Work to complete: Write out each entry again. Keep every word exactly as it is.

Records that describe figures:
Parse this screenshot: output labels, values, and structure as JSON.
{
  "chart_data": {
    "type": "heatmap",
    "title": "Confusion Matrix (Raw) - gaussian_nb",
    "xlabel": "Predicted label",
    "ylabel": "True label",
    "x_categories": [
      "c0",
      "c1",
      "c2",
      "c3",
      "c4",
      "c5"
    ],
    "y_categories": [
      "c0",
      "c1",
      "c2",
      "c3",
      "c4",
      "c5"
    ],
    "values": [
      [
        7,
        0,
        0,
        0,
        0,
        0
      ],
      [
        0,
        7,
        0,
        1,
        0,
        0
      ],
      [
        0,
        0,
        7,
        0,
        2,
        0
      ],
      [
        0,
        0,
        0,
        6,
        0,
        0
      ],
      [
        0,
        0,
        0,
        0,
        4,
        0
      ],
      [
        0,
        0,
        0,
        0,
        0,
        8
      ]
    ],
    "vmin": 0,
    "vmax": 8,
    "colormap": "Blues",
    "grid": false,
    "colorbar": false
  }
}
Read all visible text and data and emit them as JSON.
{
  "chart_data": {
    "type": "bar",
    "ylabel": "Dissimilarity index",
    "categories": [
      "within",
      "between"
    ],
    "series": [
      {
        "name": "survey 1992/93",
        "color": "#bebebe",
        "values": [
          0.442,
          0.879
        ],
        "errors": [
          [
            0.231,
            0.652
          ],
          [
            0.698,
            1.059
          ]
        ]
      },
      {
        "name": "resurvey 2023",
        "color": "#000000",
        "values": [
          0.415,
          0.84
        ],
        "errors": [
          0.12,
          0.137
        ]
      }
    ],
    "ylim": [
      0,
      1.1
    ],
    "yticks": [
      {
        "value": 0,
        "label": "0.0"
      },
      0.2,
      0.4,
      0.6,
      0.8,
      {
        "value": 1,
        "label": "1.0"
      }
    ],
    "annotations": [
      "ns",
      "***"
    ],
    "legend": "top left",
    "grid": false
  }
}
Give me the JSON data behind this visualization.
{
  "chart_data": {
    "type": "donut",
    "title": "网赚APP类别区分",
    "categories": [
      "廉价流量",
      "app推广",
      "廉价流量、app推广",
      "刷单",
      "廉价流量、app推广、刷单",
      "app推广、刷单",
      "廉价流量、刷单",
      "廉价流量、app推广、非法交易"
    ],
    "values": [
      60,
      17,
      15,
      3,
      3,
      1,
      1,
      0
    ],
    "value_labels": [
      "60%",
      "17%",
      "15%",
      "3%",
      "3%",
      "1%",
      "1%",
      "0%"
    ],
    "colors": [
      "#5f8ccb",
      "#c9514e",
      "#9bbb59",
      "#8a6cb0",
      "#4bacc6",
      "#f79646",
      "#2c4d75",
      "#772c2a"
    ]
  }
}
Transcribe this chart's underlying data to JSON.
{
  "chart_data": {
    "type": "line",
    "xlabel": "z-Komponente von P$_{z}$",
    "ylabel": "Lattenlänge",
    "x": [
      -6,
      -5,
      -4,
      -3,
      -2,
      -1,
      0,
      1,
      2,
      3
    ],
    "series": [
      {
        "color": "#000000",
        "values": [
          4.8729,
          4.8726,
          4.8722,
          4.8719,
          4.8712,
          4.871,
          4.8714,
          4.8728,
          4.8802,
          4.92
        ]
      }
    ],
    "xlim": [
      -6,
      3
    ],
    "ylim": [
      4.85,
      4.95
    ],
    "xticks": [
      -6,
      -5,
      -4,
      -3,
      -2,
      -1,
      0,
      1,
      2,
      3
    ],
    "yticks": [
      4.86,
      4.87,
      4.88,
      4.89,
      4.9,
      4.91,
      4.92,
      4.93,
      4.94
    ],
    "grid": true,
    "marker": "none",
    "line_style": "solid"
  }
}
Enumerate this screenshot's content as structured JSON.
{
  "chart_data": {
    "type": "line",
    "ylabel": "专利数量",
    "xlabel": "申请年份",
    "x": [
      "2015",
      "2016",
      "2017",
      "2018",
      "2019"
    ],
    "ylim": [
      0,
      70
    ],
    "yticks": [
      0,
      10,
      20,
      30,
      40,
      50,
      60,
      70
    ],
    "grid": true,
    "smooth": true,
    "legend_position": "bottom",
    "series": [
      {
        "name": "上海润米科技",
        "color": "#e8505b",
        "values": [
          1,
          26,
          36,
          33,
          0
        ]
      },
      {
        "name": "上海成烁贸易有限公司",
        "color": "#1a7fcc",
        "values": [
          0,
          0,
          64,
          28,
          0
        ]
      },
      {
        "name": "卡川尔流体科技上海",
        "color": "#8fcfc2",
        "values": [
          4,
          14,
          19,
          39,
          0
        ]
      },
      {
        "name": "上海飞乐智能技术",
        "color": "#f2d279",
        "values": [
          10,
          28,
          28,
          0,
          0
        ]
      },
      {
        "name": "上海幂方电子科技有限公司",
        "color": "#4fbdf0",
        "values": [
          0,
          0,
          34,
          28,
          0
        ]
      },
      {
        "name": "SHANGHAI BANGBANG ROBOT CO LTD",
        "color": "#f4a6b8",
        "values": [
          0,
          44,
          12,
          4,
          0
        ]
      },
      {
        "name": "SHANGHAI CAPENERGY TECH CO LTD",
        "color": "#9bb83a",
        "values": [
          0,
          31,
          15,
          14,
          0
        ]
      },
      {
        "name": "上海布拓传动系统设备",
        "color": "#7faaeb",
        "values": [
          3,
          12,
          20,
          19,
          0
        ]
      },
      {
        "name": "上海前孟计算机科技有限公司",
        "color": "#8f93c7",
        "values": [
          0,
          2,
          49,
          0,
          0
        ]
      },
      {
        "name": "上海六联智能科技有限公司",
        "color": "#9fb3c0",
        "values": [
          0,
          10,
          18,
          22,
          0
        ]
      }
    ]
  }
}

Exercise response:
Parse this screenshot: output labels, values, and structure as JSON.
{
  "chart_data": {
    "type": "heatmap",
    "title": "Confusion Matrix (Raw) - gaussian_nb",
    "xlabel": "Predicted label",
    "ylabel": "True label",
    "x_categories": [
      "c0",
      "c1",
      "c2",
      "c3",
      "c4",
      "c5"
    ],
    "y_categories": [
      "c0",
      "c1",
      "c2",
      "c3",
      "c4",
      "c5"
    ],
    "values": [
      [
        7,
        0,
        0,
        0,
        0,
        0
      ],
      [
        0,
        7,
        0,
        1,
        0,
        0
      ],
      [
        0,
        0,
        7,
        0,
        2,
        0
      ],
      [
        0,
        0,
        0,
        6,
        0,
        0
      ],
      [
        0,
        0,
        0,
        0,
        4,
        0
      ],
      [
        0,
        0,
        0,
        0,
        0,
        8
      ]
    ],
    "vmin": 0,
    "vmax": 8,
    "colormap": "Blues",
    "grid": false,
    "colorbar": false
  }
}
Read all visible text and data and emit them as JSON.
{
  "chart_data": {
    "type": "bar",
    "ylabel": "Dissimilarity index",
    "categories": [
      "within",
      "between"
    ],
    "series": [
      {
        "name": "survey 1992/93",
        "color": "#bebebe",
        "values": [
          0.442,
          0.879
        ],
        "errors": [
          [
            0.231,
            0.652
          ],
          [
            0.698,
            1.059
          ]
        ]
      },
      {
        "name": "resurvey 2023",
        "color": "#000000",
        "values": [
          0.415,
          0.84
        ],
        "errors": [
          0.12,
          0.137
        ]
      }
    ],
    "ylim": [
      0,
      1.1
    ],
    "yticks": [
      {
        "value": 0,
        "label": "0.0"
      },
      0.2,
      0.4,
      0.6,
      0.8,
      {
        "value": 1,
        "label": "1.0"
      }
    ],
    "annotations": [
      "ns",
      "***"
    ],
    "legend": "top left",
    "grid": false
  }
}
Give me the JSON data behind this visualization.
{
  "chart_data": {
    "type": "donut",
    "title": "网赚APP类别区分",
    "categories": [
      "廉价流量",
      "app推广",
      "廉价流量、app推广",
      "刷单",
      "廉价流量、app推广、刷单",
      "app推广、刷单",
      "廉价流量、刷单",
      "廉价流量、app推广、非法交易"
    ],
    "values": [
      60,
      17,
      15,
      3,
      3,
      1,
      1,
      0
    ],
    "value_labels": [
      "60%",
      "17%",
      "15%",
      "3%",
      "3%",
      "1%",
      "1%",
      "0%"
    ],
    "colors": [
      "#5f8ccb",
      "#c9514e",
      "#9bbb59",
      "#8a6cb0",
      "#4bacc6",
      "#f79646",
      "#2c4d75",
      "#772c2a"
    ]
  }
}
Transcribe this chart's underlying data to JSON.
{
  "chart_data": {
    "type": "line",
    "xlabel": "z-Komponente von P$_{z}$",
    "ylabel": "Lattenlänge",
    "x": [
      -6,
      -5,
      -4,
      -3,
      -2,
      -1,
      0,
      1,
      2,
      3
    ],
    "series": [
      {
        "color": "#000000",
        "values": [
          4.8729,
          4.8726,
          4.8722,
          4.8719,
          4.8712,
          4.871,
          4.8714,
          4.8728,
          4.8802,
          4.92
        ]
      }
    ],
    "xlim": [
      -6,
      3
    ],
    "ylim": [
      4.85,
      4.95
    ],
    "xticks": [
      -6,
      -5,
      -4,
      -3,
      -2,
      -1,
      0,
      1,
      2,
      3
    ],
    "yticks": [
      4.86,
      4.87,
      4.88,
      4.89,
      4.9,
      4.91,
      4.92,
      4.93,
      4.94
    ],
    "grid": true,
    "marker": "none",
    "line_style": "solid"
  }
}
Enumerate this screenshot's content as structured JSON.
{
  "chart_data": {
    "type": "line",
    "ylabel": "专利数量",
    "xlabel": "申请年份",
    "x": [
      "2015",
      "2016",
      "2017",
      "2018",
      "2019"
    ],
    "ylim": [
      0,
      70
    ],
    "yticks": [
      0,
      10,
      20,
      30,
      40,
      50,
      60,
      70
    ],
    "grid": true,
    "smooth": true,
    "legend_position": "bottom",
    "series": [
      {
        "name": "上海润米科技",
        "color": "#e8505b",
        "values": [
          1,
          26,
          36,
          33,
          0
        ]
      },
      {
        "name": "上海成烁贸易有限公司",
        "color": "#1a7fcc",
        "values": [
          0,
          0,
          64,
          28,
          0
        ]
      },
      {
        "name": "卡川尔流体科技上海",
        "color": "#8fcfc2",
        "values": [
          4,
          14,
          19,
          39,
          0
        ]
      },
      {
        "name": "上海飞乐智能技术",
        "color": "#f2d279",
        "values": [
          10,
          28,
          28,
          0,
          0
        ]
      },
      {
        "name": "上海幂方电子科技有限公司",
        "color": "#4fbdf0",
        "values": [
          0,
          0,
          34,
          28,
          0
        ]
      },
      {
        "name": "SHANGHAI BANGBANG ROBOT CO LTD",
        "color": "#f4a6b8",
        "values": [
          0,
          44,
          12,
          4,
          0
        ]
      },
      {
        "name": "SHANGHAI CAPENERGY TECH CO LTD",
        "color": "#9bb83a",
        "values": [
          0,
          31,
          15,
          14,
          0
        ]
      },
      {
        "name": "上海布拓传动系统设备",
        "color": "#7faaeb",
        "values": [
          3,
          12,
          20,
          19,
          0
        ]
      },
      {
        "name": "上海前孟计算机科技有限公司",
        "color": "#8f93c7",
        "values": [
          0,
          2,
          49,
          0,
          0
        ]
      },
      {
        "name": "上海六联智能科技有限公司",
        "color": "#9fb3c0",
        "values": [
          0,
          10,
          18,
          22,
          0
        ]
      }
    ]
  }
}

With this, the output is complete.